[Items from a dataset]
•••••

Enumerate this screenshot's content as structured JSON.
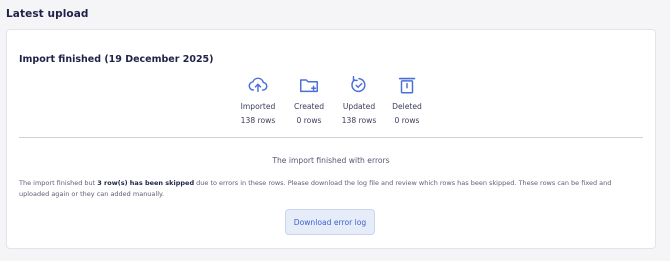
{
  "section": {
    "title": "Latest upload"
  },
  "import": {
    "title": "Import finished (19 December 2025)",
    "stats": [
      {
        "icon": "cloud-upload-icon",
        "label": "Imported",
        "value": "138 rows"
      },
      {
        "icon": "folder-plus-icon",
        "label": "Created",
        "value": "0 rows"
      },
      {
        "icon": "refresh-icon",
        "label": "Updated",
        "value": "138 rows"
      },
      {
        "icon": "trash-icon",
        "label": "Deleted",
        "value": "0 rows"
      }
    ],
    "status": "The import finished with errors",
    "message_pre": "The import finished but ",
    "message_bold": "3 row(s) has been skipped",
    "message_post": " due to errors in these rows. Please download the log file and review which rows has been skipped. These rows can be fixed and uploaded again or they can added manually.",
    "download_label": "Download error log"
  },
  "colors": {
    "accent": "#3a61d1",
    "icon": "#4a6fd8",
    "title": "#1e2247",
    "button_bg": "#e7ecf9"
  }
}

•••••

SET TASK - Read the lines above. Gather those in which the string "title" is found.

RESULT OF THE TASK -
    "title": "Latest upload"
    "title": "Import finished (19 December 2025)",
    "title": "#1e2247",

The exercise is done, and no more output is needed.